## BEGIN RECORD EXTRACTS

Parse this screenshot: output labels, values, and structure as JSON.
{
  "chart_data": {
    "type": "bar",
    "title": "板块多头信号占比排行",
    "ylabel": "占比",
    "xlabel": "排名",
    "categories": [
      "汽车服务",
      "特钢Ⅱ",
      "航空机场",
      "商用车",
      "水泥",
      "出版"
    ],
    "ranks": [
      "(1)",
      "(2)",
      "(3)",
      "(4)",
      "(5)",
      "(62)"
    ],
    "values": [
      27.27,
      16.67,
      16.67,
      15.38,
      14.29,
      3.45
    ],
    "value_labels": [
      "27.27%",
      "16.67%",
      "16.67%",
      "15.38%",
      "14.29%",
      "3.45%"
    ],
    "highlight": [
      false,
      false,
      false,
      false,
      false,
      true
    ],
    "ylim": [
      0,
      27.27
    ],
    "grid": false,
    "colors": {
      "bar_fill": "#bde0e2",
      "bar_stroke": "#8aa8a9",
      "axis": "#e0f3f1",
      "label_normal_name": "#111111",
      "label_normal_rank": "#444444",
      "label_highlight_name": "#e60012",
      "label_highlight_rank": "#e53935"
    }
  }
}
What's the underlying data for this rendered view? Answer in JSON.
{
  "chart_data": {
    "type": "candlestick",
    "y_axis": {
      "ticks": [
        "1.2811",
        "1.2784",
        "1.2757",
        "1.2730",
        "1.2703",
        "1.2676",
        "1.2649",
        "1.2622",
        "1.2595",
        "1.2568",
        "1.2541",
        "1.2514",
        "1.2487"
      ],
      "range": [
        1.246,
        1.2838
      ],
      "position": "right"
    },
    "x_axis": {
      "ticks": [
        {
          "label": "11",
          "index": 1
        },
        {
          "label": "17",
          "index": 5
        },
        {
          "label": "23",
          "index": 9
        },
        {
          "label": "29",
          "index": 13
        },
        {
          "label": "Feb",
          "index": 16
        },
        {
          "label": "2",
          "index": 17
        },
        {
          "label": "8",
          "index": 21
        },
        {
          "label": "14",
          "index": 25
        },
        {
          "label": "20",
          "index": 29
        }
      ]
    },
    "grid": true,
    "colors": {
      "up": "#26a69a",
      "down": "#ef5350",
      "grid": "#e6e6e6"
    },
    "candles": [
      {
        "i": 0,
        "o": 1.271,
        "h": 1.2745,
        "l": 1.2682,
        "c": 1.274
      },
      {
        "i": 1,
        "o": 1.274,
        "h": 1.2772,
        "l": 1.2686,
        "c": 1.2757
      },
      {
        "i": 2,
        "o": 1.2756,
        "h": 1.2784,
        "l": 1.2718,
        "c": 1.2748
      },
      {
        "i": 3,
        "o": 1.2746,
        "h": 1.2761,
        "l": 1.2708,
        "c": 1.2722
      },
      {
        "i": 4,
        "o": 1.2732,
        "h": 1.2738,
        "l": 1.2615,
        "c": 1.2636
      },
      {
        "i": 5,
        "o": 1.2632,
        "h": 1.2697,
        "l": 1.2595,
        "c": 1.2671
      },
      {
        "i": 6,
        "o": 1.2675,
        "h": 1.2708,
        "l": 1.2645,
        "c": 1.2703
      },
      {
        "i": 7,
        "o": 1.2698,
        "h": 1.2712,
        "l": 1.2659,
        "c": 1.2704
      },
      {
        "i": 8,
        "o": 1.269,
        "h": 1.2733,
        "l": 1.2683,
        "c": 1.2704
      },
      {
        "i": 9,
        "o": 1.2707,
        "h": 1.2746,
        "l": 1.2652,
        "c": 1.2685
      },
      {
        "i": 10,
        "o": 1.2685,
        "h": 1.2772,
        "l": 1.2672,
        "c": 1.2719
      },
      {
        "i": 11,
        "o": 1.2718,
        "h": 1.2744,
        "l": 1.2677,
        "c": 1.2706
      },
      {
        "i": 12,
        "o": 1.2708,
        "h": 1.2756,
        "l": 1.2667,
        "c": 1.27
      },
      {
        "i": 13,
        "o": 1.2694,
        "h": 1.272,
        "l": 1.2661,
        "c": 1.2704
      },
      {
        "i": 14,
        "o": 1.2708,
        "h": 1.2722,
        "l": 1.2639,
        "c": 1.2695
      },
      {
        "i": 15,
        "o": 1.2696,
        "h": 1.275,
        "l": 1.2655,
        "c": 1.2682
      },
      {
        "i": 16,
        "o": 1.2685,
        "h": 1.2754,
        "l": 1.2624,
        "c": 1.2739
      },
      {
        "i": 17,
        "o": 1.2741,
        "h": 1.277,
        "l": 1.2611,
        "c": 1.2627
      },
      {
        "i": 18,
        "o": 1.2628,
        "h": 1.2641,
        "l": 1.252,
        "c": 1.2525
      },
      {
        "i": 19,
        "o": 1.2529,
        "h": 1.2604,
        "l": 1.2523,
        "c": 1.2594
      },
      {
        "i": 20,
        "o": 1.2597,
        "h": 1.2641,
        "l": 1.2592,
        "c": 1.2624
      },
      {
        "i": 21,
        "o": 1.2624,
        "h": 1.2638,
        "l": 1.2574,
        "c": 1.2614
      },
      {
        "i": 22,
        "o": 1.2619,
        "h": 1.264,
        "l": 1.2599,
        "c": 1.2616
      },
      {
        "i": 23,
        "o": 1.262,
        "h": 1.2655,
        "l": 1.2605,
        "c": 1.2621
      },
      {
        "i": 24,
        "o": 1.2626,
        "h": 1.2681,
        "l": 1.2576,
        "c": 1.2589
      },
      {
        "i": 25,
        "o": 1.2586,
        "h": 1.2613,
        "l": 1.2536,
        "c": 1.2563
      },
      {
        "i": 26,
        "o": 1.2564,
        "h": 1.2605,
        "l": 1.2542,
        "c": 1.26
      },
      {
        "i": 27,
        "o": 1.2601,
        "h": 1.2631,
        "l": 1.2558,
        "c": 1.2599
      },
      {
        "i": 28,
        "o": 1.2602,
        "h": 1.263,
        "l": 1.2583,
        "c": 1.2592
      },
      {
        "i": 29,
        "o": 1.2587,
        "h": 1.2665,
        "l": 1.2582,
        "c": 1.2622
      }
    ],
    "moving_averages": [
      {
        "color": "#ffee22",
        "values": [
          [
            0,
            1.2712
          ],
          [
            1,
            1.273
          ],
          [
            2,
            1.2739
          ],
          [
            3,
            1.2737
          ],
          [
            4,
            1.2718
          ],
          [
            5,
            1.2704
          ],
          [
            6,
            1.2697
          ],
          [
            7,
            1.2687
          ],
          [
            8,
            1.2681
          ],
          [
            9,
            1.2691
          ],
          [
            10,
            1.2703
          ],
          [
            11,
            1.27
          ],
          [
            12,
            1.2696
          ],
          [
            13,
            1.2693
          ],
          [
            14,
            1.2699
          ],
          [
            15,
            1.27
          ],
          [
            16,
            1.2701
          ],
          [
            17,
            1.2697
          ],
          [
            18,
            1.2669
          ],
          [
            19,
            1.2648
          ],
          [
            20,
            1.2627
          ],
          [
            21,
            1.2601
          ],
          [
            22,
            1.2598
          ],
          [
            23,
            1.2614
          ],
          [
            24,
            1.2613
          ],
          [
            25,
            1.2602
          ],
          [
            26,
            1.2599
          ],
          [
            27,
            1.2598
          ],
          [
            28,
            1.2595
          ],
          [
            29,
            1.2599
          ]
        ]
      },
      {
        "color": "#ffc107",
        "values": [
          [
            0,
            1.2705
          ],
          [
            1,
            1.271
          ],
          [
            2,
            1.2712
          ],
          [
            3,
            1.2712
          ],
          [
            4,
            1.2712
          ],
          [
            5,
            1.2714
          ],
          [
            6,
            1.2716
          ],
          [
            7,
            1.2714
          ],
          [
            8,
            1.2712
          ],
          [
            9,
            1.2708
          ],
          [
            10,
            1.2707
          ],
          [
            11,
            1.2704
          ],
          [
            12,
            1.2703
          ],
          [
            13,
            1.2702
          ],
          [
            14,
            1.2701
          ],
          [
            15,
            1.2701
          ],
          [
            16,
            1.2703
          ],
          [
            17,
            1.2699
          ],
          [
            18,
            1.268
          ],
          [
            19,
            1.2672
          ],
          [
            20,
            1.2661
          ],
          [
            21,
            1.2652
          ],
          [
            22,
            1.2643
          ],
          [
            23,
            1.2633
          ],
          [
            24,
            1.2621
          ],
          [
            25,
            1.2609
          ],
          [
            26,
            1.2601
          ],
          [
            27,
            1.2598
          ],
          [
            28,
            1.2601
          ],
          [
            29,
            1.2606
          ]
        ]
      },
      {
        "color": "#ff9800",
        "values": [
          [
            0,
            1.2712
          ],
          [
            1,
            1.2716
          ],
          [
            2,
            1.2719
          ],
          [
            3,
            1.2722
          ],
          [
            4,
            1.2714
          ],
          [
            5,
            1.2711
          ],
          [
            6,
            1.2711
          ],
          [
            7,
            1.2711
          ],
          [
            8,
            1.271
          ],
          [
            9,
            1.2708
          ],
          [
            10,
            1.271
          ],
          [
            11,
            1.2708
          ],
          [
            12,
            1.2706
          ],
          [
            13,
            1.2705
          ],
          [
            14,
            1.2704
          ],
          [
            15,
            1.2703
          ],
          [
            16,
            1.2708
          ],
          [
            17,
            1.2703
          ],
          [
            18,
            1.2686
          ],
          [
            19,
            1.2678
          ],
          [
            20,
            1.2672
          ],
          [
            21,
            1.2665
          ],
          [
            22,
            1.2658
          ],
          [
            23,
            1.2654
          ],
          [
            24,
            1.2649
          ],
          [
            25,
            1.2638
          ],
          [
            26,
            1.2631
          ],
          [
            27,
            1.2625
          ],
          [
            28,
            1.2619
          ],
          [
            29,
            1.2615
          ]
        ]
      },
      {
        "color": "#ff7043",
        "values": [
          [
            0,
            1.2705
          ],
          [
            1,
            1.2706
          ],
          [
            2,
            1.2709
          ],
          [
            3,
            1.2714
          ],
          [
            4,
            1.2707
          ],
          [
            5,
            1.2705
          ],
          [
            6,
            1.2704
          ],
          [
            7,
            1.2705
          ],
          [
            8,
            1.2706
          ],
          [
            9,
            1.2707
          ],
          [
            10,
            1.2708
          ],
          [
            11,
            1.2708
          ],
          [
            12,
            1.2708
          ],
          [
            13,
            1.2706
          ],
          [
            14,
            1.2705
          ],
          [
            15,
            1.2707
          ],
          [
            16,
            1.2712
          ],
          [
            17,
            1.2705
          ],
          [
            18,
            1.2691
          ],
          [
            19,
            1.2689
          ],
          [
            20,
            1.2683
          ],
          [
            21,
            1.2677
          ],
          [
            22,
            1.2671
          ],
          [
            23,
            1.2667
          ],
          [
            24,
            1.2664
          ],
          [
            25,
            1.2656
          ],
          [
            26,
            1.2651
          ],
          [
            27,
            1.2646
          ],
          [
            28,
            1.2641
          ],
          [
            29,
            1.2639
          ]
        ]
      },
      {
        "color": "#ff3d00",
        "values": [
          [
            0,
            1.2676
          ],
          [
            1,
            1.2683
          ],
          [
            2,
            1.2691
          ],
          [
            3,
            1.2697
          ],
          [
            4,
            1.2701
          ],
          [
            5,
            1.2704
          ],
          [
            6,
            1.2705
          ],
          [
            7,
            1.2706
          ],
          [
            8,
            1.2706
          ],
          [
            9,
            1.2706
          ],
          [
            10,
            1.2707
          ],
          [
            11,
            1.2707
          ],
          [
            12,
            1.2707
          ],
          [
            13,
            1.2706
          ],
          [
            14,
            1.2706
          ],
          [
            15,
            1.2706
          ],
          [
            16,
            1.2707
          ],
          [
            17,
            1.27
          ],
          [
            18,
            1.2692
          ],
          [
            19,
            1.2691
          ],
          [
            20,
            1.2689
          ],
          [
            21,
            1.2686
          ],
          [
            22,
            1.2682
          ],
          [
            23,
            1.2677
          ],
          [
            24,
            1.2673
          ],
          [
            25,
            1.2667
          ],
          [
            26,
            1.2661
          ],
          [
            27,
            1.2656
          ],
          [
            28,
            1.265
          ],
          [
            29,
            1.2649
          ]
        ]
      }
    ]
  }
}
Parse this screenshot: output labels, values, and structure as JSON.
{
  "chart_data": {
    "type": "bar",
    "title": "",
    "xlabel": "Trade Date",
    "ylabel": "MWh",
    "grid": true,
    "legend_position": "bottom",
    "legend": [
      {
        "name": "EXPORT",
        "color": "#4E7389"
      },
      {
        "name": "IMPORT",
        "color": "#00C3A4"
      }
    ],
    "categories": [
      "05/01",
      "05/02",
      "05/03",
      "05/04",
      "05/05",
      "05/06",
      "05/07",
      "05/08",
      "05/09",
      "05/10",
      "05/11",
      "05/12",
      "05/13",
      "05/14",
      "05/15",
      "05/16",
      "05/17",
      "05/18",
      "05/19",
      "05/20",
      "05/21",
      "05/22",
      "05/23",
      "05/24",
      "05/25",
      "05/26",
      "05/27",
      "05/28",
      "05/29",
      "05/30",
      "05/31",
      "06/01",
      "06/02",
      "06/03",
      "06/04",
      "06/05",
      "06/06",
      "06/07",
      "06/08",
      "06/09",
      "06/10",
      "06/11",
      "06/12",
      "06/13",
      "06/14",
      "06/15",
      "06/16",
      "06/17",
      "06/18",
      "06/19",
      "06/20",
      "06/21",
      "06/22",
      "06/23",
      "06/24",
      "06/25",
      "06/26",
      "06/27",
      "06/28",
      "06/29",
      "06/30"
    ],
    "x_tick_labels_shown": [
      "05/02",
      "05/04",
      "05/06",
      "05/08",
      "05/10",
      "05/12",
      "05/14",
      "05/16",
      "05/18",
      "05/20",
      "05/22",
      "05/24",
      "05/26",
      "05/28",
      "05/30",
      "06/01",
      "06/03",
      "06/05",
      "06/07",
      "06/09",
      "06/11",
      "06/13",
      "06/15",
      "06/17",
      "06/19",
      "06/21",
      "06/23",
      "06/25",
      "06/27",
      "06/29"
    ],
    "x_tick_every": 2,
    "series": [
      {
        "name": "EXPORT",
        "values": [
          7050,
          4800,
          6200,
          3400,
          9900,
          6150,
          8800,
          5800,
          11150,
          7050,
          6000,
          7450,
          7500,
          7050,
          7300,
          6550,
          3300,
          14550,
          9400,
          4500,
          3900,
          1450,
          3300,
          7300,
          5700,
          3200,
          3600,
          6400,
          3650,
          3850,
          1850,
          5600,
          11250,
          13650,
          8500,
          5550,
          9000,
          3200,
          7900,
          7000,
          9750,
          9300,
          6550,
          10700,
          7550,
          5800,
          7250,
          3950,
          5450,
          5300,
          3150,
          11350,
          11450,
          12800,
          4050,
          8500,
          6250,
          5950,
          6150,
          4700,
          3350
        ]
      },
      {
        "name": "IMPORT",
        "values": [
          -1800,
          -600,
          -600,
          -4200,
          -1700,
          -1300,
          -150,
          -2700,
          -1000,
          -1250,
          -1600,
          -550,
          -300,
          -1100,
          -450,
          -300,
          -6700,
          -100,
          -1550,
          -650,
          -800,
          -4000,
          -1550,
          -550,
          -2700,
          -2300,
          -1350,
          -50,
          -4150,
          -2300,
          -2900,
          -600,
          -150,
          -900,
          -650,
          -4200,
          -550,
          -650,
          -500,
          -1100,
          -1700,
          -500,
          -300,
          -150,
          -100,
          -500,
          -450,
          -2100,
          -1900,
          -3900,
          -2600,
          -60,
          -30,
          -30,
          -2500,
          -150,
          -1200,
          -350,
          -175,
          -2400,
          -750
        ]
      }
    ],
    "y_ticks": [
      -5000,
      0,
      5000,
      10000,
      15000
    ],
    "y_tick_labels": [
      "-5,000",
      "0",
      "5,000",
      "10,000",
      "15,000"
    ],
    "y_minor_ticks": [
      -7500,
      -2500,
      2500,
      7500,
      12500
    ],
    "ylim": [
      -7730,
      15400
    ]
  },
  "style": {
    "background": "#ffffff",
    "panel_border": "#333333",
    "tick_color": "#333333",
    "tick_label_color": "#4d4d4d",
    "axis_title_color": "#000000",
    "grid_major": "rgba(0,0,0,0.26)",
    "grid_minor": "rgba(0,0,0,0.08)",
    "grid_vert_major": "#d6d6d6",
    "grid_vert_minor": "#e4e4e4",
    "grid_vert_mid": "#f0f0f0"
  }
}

## END RECORD EXTRACTS

Where a line above holds the string "index", show that line.

          "index": 1
          "index": 5
          "index": 9
          "index": 13
          "index": 16
          "index": 17
          "index": 21
          "index": 25
          "index": 29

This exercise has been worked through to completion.